Everything in the listing except the pictures should be written out exactly.

### Given records
• • • •

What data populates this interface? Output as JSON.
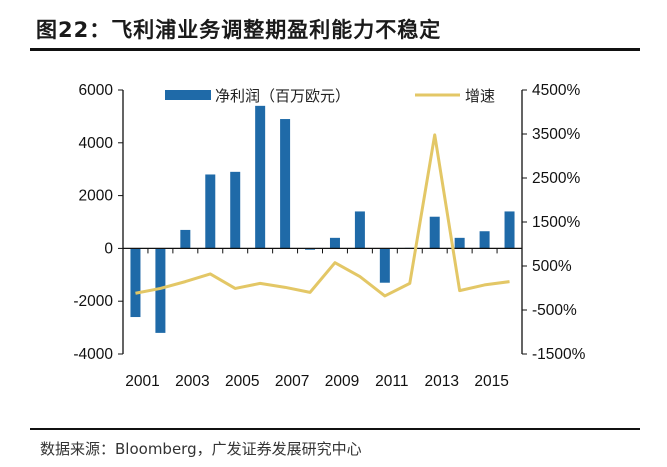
{
  "title": "图22：飞利浦业务调整期盈利能力不稳定",
  "source": "数据来源：Bloomberg，广发证券发展研究中心",
  "chart_data": {
    "type": "bar+line",
    "categories": [
      "2001",
      "2002",
      "2003",
      "2004",
      "2005",
      "2006",
      "2007",
      "2008",
      "2009",
      "2010",
      "2011",
      "2012",
      "2013",
      "2014",
      "2015",
      "2016"
    ],
    "x_tick_labels": [
      "2001",
      "2003",
      "2005",
      "2007",
      "2009",
      "2011",
      "2013",
      "2015"
    ],
    "series": [
      {
        "name": "净利润（百万欧元）",
        "type": "bar",
        "axis": "left",
        "color": "#1f6aa8",
        "values": [
          -2600,
          -3200,
          700,
          2800,
          2900,
          5400,
          4900,
          -50,
          400,
          1400,
          -1300,
          20,
          1200,
          400,
          650,
          1400
        ]
      },
      {
        "name": "增速",
        "type": "line",
        "axis": "right",
        "color": "#e3c766",
        "values": [
          -120,
          -10,
          145,
          320,
          -10,
          105,
          15,
          -100,
          575,
          260,
          -180,
          105,
          3480,
          -60,
          70,
          145
        ]
      }
    ],
    "left_axis": {
      "ylim": [
        -4000,
        6000
      ],
      "ticks": [
        "-4000",
        "-2000",
        "0",
        "2000",
        "4000",
        "6000"
      ]
    },
    "right_axis": {
      "ylim": [
        -1500,
        4500
      ],
      "unit": "%",
      "ticks": [
        "-1500%",
        "-500%",
        "500%",
        "1500%",
        "2500%",
        "3500%",
        "4500%"
      ]
    },
    "grid": false,
    "legend": "top"
  }
}
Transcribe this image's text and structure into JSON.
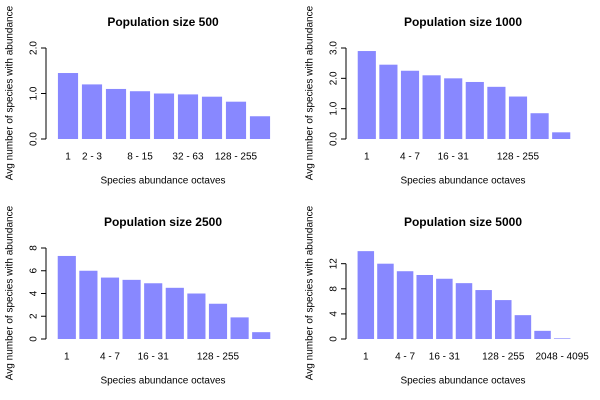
{
  "chart_data": [
    {
      "type": "bar",
      "title": "Population size 500",
      "xlabel": "Species abundance octaves",
      "ylabel": "Avg number of species with abundance",
      "color": "#8888ff",
      "categories": [
        "1",
        "2 - 3",
        null,
        "8 - 15",
        null,
        "32 - 63",
        null,
        "128 - 255",
        null
      ],
      "values": [
        1.45,
        1.2,
        1.1,
        1.05,
        1.0,
        0.98,
        0.93,
        0.82,
        0.5
      ],
      "ylim": [
        0,
        2
      ],
      "yticks": [
        {
          "value": 0,
          "label": "0.0"
        },
        {
          "value": 1,
          "label": "1.0"
        },
        {
          "value": 2,
          "label": "2.0"
        }
      ]
    },
    {
      "type": "bar",
      "title": "Population size 1000",
      "xlabel": "Species abundance octaves",
      "ylabel": "Avg number of species with abundance",
      "color": "#8888ff",
      "categories": [
        "1",
        null,
        "4 - 7",
        null,
        "16 - 31",
        null,
        null,
        "128 - 255",
        null,
        null
      ],
      "values": [
        2.9,
        2.45,
        2.25,
        2.1,
        2.0,
        1.88,
        1.72,
        1.4,
        0.85,
        0.22
      ],
      "ylim": [
        0,
        3
      ],
      "yticks": [
        {
          "value": 0,
          "label": "0.0"
        },
        {
          "value": 1,
          "label": "1.0"
        },
        {
          "value": 2,
          "label": "2.0"
        },
        {
          "value": 3,
          "label": "3.0"
        }
      ]
    },
    {
      "type": "bar",
      "title": "Population size 2500",
      "xlabel": "Species abundance octaves",
      "ylabel": "Avg number of species with abundance",
      "color": "#8888ff",
      "categories": [
        "1",
        null,
        "4 - 7",
        null,
        "16 - 31",
        null,
        null,
        "128 - 255",
        null,
        null
      ],
      "values": [
        7.3,
        6.0,
        5.4,
        5.2,
        4.9,
        4.5,
        4.0,
        3.1,
        1.9,
        0.6
      ],
      "ylim": [
        0,
        8
      ],
      "yticks": [
        0,
        2,
        4,
        6,
        8
      ]
    },
    {
      "type": "bar",
      "title": "Population size 5000",
      "xlabel": "Species abundance octaves",
      "ylabel": "Avg number of species with abundance",
      "color": "#8888ff",
      "categories": [
        "1",
        null,
        "4 - 7",
        null,
        "16 - 31",
        null,
        null,
        "128 - 255",
        null,
        null,
        "2048 - 4095"
      ],
      "values": [
        14,
        12,
        10.8,
        10.2,
        9.6,
        8.9,
        7.8,
        6.2,
        3.8,
        1.3,
        0.1
      ],
      "ylim": [
        0,
        14.5
      ],
      "yticks": [
        0,
        4,
        8,
        12
      ]
    }
  ]
}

• • • •

### Full response
What data populates this interface? Output as JSON.
{
  "title": "图22：飞利浦业务调整期盈利能力不稳定",
  "source": "数据来源：Bloomberg，广发证券发展研究中心",
  "chart_data": {
    "type": "bar+line",
    "categories": [
      "2001",
      "2002",
      "2003",
      "2004",
      "2005",
      "2006",
      "2007",
      "2008",
      "2009",
      "2010",
      "2011",
      "2012",
      "2013",
      "2014",
      "2015",
      "2016"
    ],
    "x_tick_labels": [
      "2001",
      "2003",
      "2005",
      "2007",
      "2009",
      "2011",
      "2013",
      "2015"
    ],
    "series": [
      {
        "name": "净利润（百万欧元）",
        "type": "bar",
        "axis": "left",
        "color": "#1f6aa8",
        "values": [
          -2600,
          -3200,
          700,
          2800,
          2900,
          5400,
          4900,
          -50,
          400,
          1400,
          -1300,
          20,
          1200,
          400,
          650,
          1400
        ]
      },
      {
        "name": "增速",
        "type": "line",
        "axis": "right",
        "color": "#e3c766",
        "values": [
          -120,
          -10,
          145,
          320,
          -10,
          105,
          15,
          -100,
          575,
          260,
          -180,
          105,
          3480,
          -60,
          70,
          145
        ]
      }
    ],
    "left_axis": {
      "ylim": [
        -4000,
        6000
      ],
      "ticks": [
        "-4000",
        "-2000",
        "0",
        "2000",
        "4000",
        "6000"
      ]
    },
    "right_axis": {
      "ylim": [
        -1500,
        4500
      ],
      "unit": "%",
      "ticks": [
        "-1500%",
        "-500%",
        "500%",
        "1500%",
        "2500%",
        "3500%",
        "4500%"
      ]
    },
    "grid": false,
    "legend": "top"
  }
}
Transcribe this image's text and structure into JSON.
{
  "chart_data": [
    {
      "type": "bar",
      "title": "Population size 500",
      "xlabel": "Species abundance octaves",
      "ylabel": "Avg number of species with abundance",
      "color": "#8888ff",
      "categories": [
        "1",
        "2 - 3",
        null,
        "8 - 15",
        null,
        "32 - 63",
        null,
        "128 - 255",
        null
      ],
      "values": [
        1.45,
        1.2,
        1.1,
        1.05,
        1.0,
        0.98,
        0.93,
        0.82,
        0.5
      ],
      "ylim": [
        0,
        2
      ],
      "yticks": [
        {
          "value": 0,
          "label": "0.0"
        },
        {
          "value": 1,
          "label": "1.0"
        },
        {
          "value": 2,
          "label": "2.0"
        }
      ]
    },
    {
      "type": "bar",
      "title": "Population size 1000",
      "xlabel": "Species abundance octaves",
      "ylabel": "Avg number of species with abundance",
      "color": "#8888ff",
      "categories": [
        "1",
        null,
        "4 - 7",
        null,
        "16 - 31",
        null,
        null,
        "128 - 255",
        null,
        null
      ],
      "values": [
        2.9,
        2.45,
        2.25,
        2.1,
        2.0,
        1.88,
        1.72,
        1.4,
        0.85,
        0.22
      ],
      "ylim": [
        0,
        3
      ],
      "yticks": [
        {
          "value": 0,
          "label": "0.0"
        },
        {
          "value": 1,
          "label": "1.0"
        },
        {
          "value": 2,
          "label": "2.0"
        },
        {
          "value": 3,
          "label": "3.0"
        }
      ]
    },
    {
      "type": "bar",
      "title": "Population size 2500",
      "xlabel": "Species abundance octaves",
      "ylabel": "Avg number of species with abundance",
      "color": "#8888ff",
      "categories": [
        "1",
        null,
        "4 - 7",
        null,
        "16 - 31",
        null,
        null,
        "128 - 255",
        null,
        null
      ],
      "values": [
        7.3,
        6.0,
        5.4,
        5.2,
        4.9,
        4.5,
        4.0,
        3.1,
        1.9,
        0.6
      ],
      "ylim": [
        0,
        8
      ],
      "yticks": [
        0,
        2,
        4,
        6,
        8
      ]
    },
    {
      "type": "bar",
      "title": "Population size 5000",
      "xlabel": "Species abundance octaves",
      "ylabel": "Avg number of species with abundance",
      "color": "#8888ff",
      "categories": [
        "1",
        null,
        "4 - 7",
        null,
        "16 - 31",
        null,
        null,
        "128 - 255",
        null,
        null,
        "2048 - 4095"
      ],
      "values": [
        14,
        12,
        10.8,
        10.2,
        9.6,
        8.9,
        7.8,
        6.2,
        3.8,
        1.3,
        0.1
      ],
      "ylim": [
        0,
        14.5
      ],
      "yticks": [
        0,
        4,
        8,
        12
      ]
    }
  ]
}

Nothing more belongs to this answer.